# Directive
Copy every line of the items below word for word, leaving out the pictures.

Element region listings:
— BEGIN —

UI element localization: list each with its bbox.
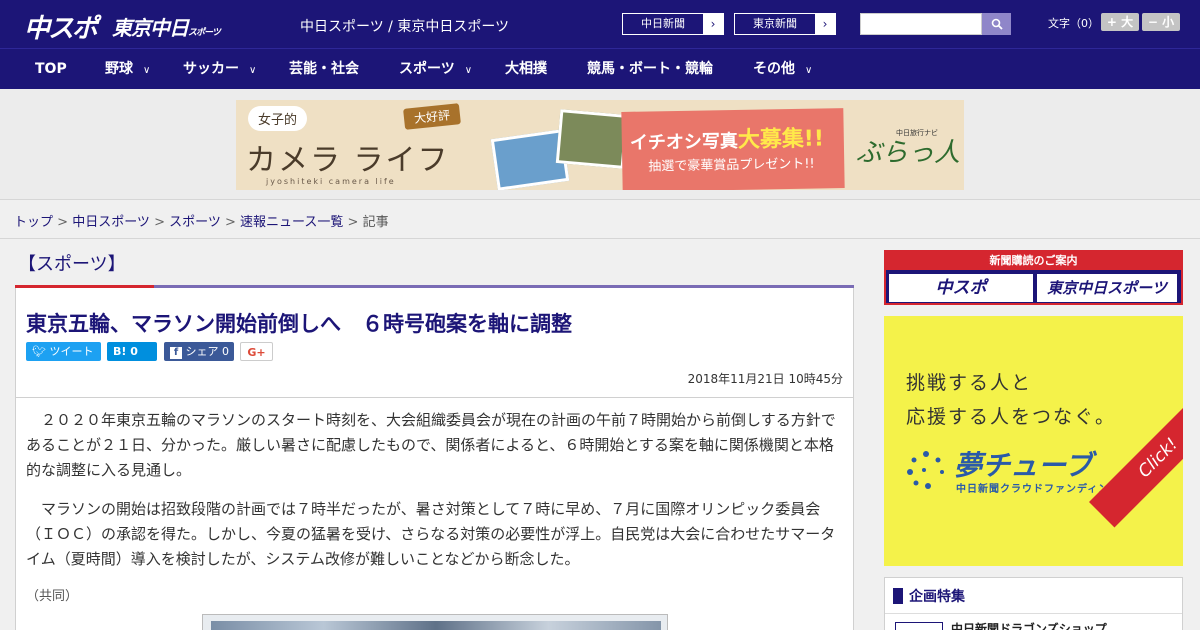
breadcrumb-chunichi-sports[interactable]: 中日スポーツ: [72, 215, 150, 230]
feature-box: 企画特集 中日新聞ドラゴンズショップ: [884, 577, 1183, 630]
chevron-down-icon: ∨: [249, 65, 257, 76]
site-title: 中日スポーツ / 東京中日スポーツ: [300, 19, 510, 35]
article-main: 【スポーツ】 東京五輪、マラソン開始前倒しへ ６時号砲案を軸に調整 🐦︎ ツイー…: [0, 239, 870, 630]
nav-item-sports[interactable]: スポーツ ∨: [399, 49, 472, 90]
banner-area: 女子的 カメラ ライフ jyoshiteki camera life 大好評 イ…: [0, 89, 1200, 200]
breadcrumb-separator: >: [220, 215, 241, 230]
feature-thumbnail[interactable]: [895, 622, 943, 630]
feature-item-link[interactable]: 中日新聞ドラゴンズショップ: [951, 620, 1107, 630]
subscription-box: 新聞購読のご案内 中スポ 東京中日スポーツ: [884, 250, 1183, 305]
headline-box: 東京五輪、マラソン開始前倒しへ ６時号砲案を軸に調整 🐦︎ ツイート B! 0 …: [15, 288, 854, 398]
banner-campaign-sub: 抽選で豪華賞品プレゼント!!: [648, 156, 815, 175]
search-input[interactable]: [860, 13, 982, 35]
yume-line2: 応援する人をつなぐ。: [906, 406, 1117, 428]
banner-badge: 大好評: [403, 103, 461, 130]
nav-label: 大相撲: [505, 61, 547, 77]
facebook-share-label: シェア 0: [185, 345, 230, 358]
chuspo-logo[interactable]: 中スポ: [24, 8, 98, 45]
tweet-button[interactable]: 🐦︎ ツイート: [26, 342, 101, 361]
camera-life-ad-banner[interactable]: 女子的 カメラ ライフ jyoshiteki camera life 大好評 イ…: [236, 100, 964, 190]
breadcrumb-sports[interactable]: スポーツ: [169, 215, 221, 230]
nav-label: スポーツ: [399, 61, 455, 77]
subscription-heading: 新聞購読のご案内: [886, 252, 1181, 270]
nav-label: 競馬・ボート・競輪: [587, 61, 713, 77]
nav-label: 芸能・社会: [289, 61, 359, 77]
subscribe-chuspo-button[interactable]: 中スポ: [889, 274, 1033, 302]
yume-line1: 挑戦する人と: [906, 372, 1033, 394]
chevron-right-icon: ›: [703, 14, 723, 34]
twitter-icon: 🐦︎: [32, 345, 46, 358]
nav-item-other[interactable]: その他 ∨: [753, 49, 812, 90]
tokyo-chunichi-logo[interactable]: 東京中日スポーツ: [112, 12, 221, 41]
banner-joshi: 女子的: [248, 106, 308, 131]
nav-item-racing[interactable]: 競馬・ボート・競輪: [587, 49, 713, 90]
chevron-down-icon: ∨: [464, 65, 473, 76]
nav-label: 野球: [105, 61, 133, 77]
breadcrumb-separator: >: [53, 215, 73, 230]
article-paragraph: ２０２０年東京五輪のマラソンのスタート時刻を、大会組織委員会が現在の計画の午前７…: [26, 411, 836, 479]
feature-divider: [885, 613, 1182, 614]
chunichi-shimbun-link[interactable]: 中日新聞 ›: [622, 13, 724, 35]
chevron-down-icon: ∨: [805, 65, 813, 76]
banner-photo-otter: [555, 109, 629, 169]
tokyo-logo-main: 東京中日: [112, 16, 189, 40]
chevron-right-icon: ›: [815, 14, 835, 34]
main-nav: TOP 野球 ∨ サッカー ∨ 芸能・社会 スポーツ ∨ 大相撲 競馬・ボート・競輪 …: [0, 48, 1200, 89]
breadcrumb-news-list[interactable]: 速報ニュース一覧: [240, 215, 343, 230]
nav-item-baseball[interactable]: 野球 ∨: [105, 49, 150, 90]
tweet-label: ツイート: [49, 345, 94, 358]
article-headline: 東京五輪、マラソン開始前倒しへ ６時号砲案を軸に調整: [26, 312, 572, 336]
tokyo-logo-sub: スポーツ: [188, 28, 221, 38]
banner-campaign-headline: イチオシ写真大募集!!: [630, 120, 825, 155]
article-paragraph: マラソンの開始は招致段階の計画では７時半だったが、暑さ対策として７時に早め、７月…: [26, 500, 836, 568]
article-photo[interactable]: [202, 614, 668, 630]
yume-brand-sub: 中日新聞クラウドファンディング: [956, 484, 1121, 495]
top-header: 中スポ 東京中日スポーツ 中日スポーツ / 東京中日スポーツ 中日新聞 › 東京…: [0, 0, 1200, 48]
nav-label: サッカー: [183, 61, 239, 77]
nav-item-top[interactable]: TOP: [35, 49, 67, 90]
feature-title-text: 企画特集: [909, 589, 965, 605]
tokyo-shimbun-link[interactable]: 東京新聞 ›: [734, 13, 836, 35]
font-size-increase-button[interactable]: + 大: [1101, 13, 1139, 31]
feature-title: 企画特集: [893, 586, 965, 606]
nav-item-sumo[interactable]: 大相撲: [505, 49, 547, 90]
nav-item-entertainment-society[interactable]: 芸能・社会: [289, 49, 359, 90]
article-body: ２０２０年東京五輪のマラソンのスタート時刻を、大会組織委員会が現在の計画の午前７…: [15, 398, 854, 630]
subscribe-tokyo-chunichi-button[interactable]: 東京中日スポーツ: [1037, 274, 1177, 302]
banner-line1-a: イチオシ写真: [629, 130, 739, 154]
banner-line1-b: 大募集!!: [737, 126, 825, 153]
banner-subtitle: jyoshiteki camera life: [266, 177, 396, 186]
chevron-down-icon: ∨: [143, 65, 151, 76]
font-size-decrease-button[interactable]: − 小: [1142, 13, 1180, 31]
breadcrumb-separator: >: [149, 215, 170, 230]
yume-brand: 夢チューブ: [954, 449, 1093, 482]
nav-label: その他: [753, 61, 795, 77]
yume-dots-icon: [907, 451, 944, 489]
tokyo-link-label: 東京新聞: [753, 17, 797, 30]
search-button[interactable]: [982, 13, 1011, 35]
banner-campaign-panel: イチオシ写真大募集!! 抽選で豪華賞品プレゼント!!: [621, 108, 845, 190]
article-timestamp: 2018年11月21日 10時45分: [687, 372, 843, 386]
banner-camera-life-title: カメラ ライフ: [246, 143, 450, 178]
chunichi-link-label: 中日新聞: [641, 17, 685, 30]
breadcrumb-separator: >: [343, 215, 363, 230]
breadcrumb: トップ > 中日スポーツ > スポーツ > 速報ニュース一覧 > 記事: [14, 211, 389, 230]
facebook-share-button[interactable]: f シェア 0: [164, 342, 234, 361]
hatena-bookmark-button[interactable]: B! 0: [107, 342, 157, 361]
nav-item-soccer[interactable]: サッカー ∨: [183, 49, 256, 90]
font-size-label: 文字（0）: [1048, 17, 1099, 30]
search-icon: [991, 18, 1003, 30]
breadcrumb-current: 記事: [362, 215, 389, 230]
yume-tube-ad[interactable]: 挑戦する人と 応援する人をつなぐ。 夢チューブ 中日新聞クラウドファンディング …: [884, 316, 1183, 566]
banner-brand: ぶらっ人: [856, 138, 961, 168]
article-category: 【スポーツ】: [18, 254, 126, 275]
ribbon-icon: [893, 588, 903, 604]
google-plus-button[interactable]: G+: [240, 342, 273, 361]
nav-label: TOP: [35, 61, 67, 77]
article-credit: （共同）: [26, 589, 79, 604]
facebook-icon: f: [170, 347, 182, 359]
breadcrumb-top[interactable]: トップ: [14, 215, 53, 230]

— END —

# Written solution
UI element localization: list each with its bbox.
breadcrumb-chunichi-sports[interactable]: 中日スポーツ: [72, 215, 150, 230]
feature-box: 企画特集 中日新聞ドラゴンズショップ: [884, 577, 1183, 630]
chevron-down-icon: ∨: [249, 65, 257, 76]
site-title: 中日スポーツ / 東京中日スポーツ: [300, 19, 510, 35]
article-main: 【スポーツ】 東京五輪、マラソン開始前倒しへ ６時号砲案を軸に調整 🐦︎ ツイー…: [0, 239, 870, 630]
nav-item-sports[interactable]: スポーツ ∨: [399, 49, 472, 90]
banner-area: 女子的 カメラ ライフ jyoshiteki camera life 大好評 イ…: [0, 89, 1200, 200]
breadcrumb-separator: >: [220, 215, 241, 230]
feature-thumbnail[interactable]: [895, 622, 943, 630]
feature-item-link[interactable]: 中日新聞ドラゴンズショップ: [951, 620, 1107, 630]
subscription-box: 新聞購読のご案内 中スポ 東京中日スポーツ: [884, 250, 1183, 305]
headline-box: 東京五輪、マラソン開始前倒しへ ６時号砲案を軸に調整 🐦︎ ツイート B! 0 …: [15, 288, 854, 398]
banner-campaign-sub: 抽選で豪華賞品プレゼント!!: [648, 156, 815, 175]
search-input[interactable]: [860, 13, 982, 35]
yume-line2: 応援する人をつなぐ。: [906, 406, 1117, 428]
banner-badge: 大好評: [403, 103, 461, 130]
nav-label: 大相撲: [505, 61, 547, 77]
facebook-share-label: シェア 0: [185, 345, 230, 358]
chuspo-logo[interactable]: 中スポ: [24, 8, 98, 45]
tweet-button[interactable]: 🐦︎ ツイート: [26, 342, 101, 361]
camera-life-ad-banner[interactable]: 女子的 カメラ ライフ jyoshiteki camera life 大好評 イ…: [236, 100, 964, 190]
breadcrumb-sports[interactable]: スポーツ: [169, 215, 221, 230]
nav-label: スポーツ: [399, 61, 455, 77]
subscription-heading: 新聞購読のご案内: [886, 252, 1181, 270]
nav-label: 競馬・ボート・競輪: [587, 61, 713, 77]
nav-label: 芸能・社会: [289, 61, 359, 77]
subscribe-chuspo-button[interactable]: 中スポ: [889, 274, 1033, 302]
yume-line1: 挑戦する人と: [906, 372, 1033, 394]
chevron-right-icon: ›: [703, 14, 723, 34]
twitter-icon: 🐦︎: [32, 345, 46, 358]
nav-item-other[interactable]: その他 ∨: [753, 49, 812, 90]
tokyo-chunichi-logo[interactable]: 東京中日スポーツ: [112, 12, 221, 41]
banner-joshi: 女子的: [248, 106, 308, 131]
nav-item-racing[interactable]: 競馬・ボート・競輪: [587, 49, 713, 90]
chevron-down-icon: ∨: [464, 65, 473, 76]
nav-label: 野球: [105, 61, 133, 77]
breadcrumb-separator: >: [53, 215, 73, 230]
article-paragraph: ２０２０年東京五輪のマラソンのスタート時刻を、大会組織委員会が現在の計画の午前７…: [26, 411, 836, 479]
feature-divider: [885, 613, 1182, 614]
chunichi-shimbun-link[interactable]: 中日新聞 ›: [622, 13, 724, 35]
chevron-down-icon: ∨: [805, 65, 813, 76]
banner-photo-otter: [555, 109, 629, 169]
tokyo-logo-main: 東京中日: [112, 16, 189, 40]
chevron-right-icon: ›: [815, 14, 835, 34]
main-nav: TOP 野球 ∨ サッカー ∨ 芸能・社会 スポーツ ∨ 大相撲 競馬・ボート・競輪 …: [0, 48, 1200, 89]
breadcrumb-news-list[interactable]: 速報ニュース一覧: [240, 215, 343, 230]
nav-item-baseball[interactable]: 野球 ∨: [105, 49, 150, 90]
tweet-label: ツイート: [49, 345, 94, 358]
article-headline: 東京五輪、マラソン開始前倒しへ ６時号砲案を軸に調整: [26, 312, 572, 336]
tokyo-logo-sub: スポーツ: [188, 28, 221, 38]
banner-campaign-headline: イチオシ写真大募集!!: [630, 120, 825, 155]
article-paragraph: マラソンの開始は招致段階の計画では７時半だったが、暑さ対策として７時に早め、７月…: [26, 500, 836, 568]
article-photo[interactable]: [202, 614, 668, 630]
yume-brand-sub: 中日新聞クラウドファンディング: [956, 484, 1121, 495]
top-header: 中スポ 東京中日スポーツ 中日スポーツ / 東京中日スポーツ 中日新聞 › 東京…: [0, 0, 1200, 48]
nav-label: サッカー: [183, 61, 239, 77]
nav-item-top[interactable]: TOP: [35, 49, 67, 90]
feature-title-text: 企画特集: [909, 589, 965, 605]
tokyo-shimbun-link[interactable]: 東京新聞 ›: [734, 13, 836, 35]
font-size-increase-button[interactable]: + 大: [1101, 13, 1139, 31]
feature-title: 企画特集: [893, 586, 965, 606]
nav-item-sumo[interactable]: 大相撲: [505, 49, 547, 90]
nav-item-entertainment-society[interactable]: 芸能・社会: [289, 49, 359, 90]
article-body: ２０２０年東京五輪のマラソンのスタート時刻を、大会組織委員会が現在の計画の午前７…: [15, 398, 854, 630]
subscribe-tokyo-chunichi-button[interactable]: 東京中日スポーツ: [1037, 274, 1177, 302]
banner-line1-a: イチオシ写真: [629, 130, 739, 154]
banner-line1-b: 大募集!!: [737, 126, 825, 153]
banner-subtitle: jyoshiteki camera life: [266, 177, 396, 186]
chevron-down-icon: ∨: [143, 65, 151, 76]
font-size-decrease-button[interactable]: − 小: [1142, 13, 1180, 31]
breadcrumb-separator: >: [149, 215, 170, 230]
yume-brand: 夢チューブ: [954, 449, 1093, 482]
nav-label: その他: [753, 61, 795, 77]
yume-dots-icon: [907, 451, 944, 489]
tokyo-link-label: 東京新聞: [753, 17, 797, 30]
search-button[interactable]: [982, 13, 1011, 35]
banner-campaign-panel: イチオシ写真大募集!! 抽選で豪華賞品プレゼント!!: [621, 108, 845, 190]
article-timestamp: 2018年11月21日 10時45分: [687, 372, 843, 386]
banner-camera-life-title: カメラ ライフ: [246, 143, 450, 178]
chunichi-link-label: 中日新聞: [641, 17, 685, 30]
breadcrumb-separator: >: [343, 215, 363, 230]
breadcrumb: トップ > 中日スポーツ > スポーツ > 速報ニュース一覧 > 記事: [14, 211, 389, 230]
facebook-share-button[interactable]: f シェア 0: [164, 342, 234, 361]
hatena-bookmark-button[interactable]: B! 0: [107, 342, 157, 361]
nav-item-soccer[interactable]: サッカー ∨: [183, 49, 256, 90]
font-size-label: 文字（0）: [1048, 17, 1099, 30]
search-icon: [991, 18, 1003, 30]
breadcrumb-current: 記事: [362, 215, 389, 230]
yume-tube-ad[interactable]: 挑戦する人と 応援する人をつなぐ。 夢チューブ 中日新聞クラウドファンディング …: [884, 316, 1183, 566]
banner-brand: ぶらっ人: [856, 138, 961, 168]
article-category: 【スポーツ】: [18, 254, 126, 275]
ribbon-icon: [893, 588, 903, 604]
google-plus-button[interactable]: G+: [240, 342, 273, 361]
nav-label: TOP: [35, 61, 67, 77]
article-credit: （共同）: [26, 589, 79, 604]
facebook-icon: f: [170, 347, 182, 359]
breadcrumb-top[interactable]: トップ: [14, 215, 53, 230]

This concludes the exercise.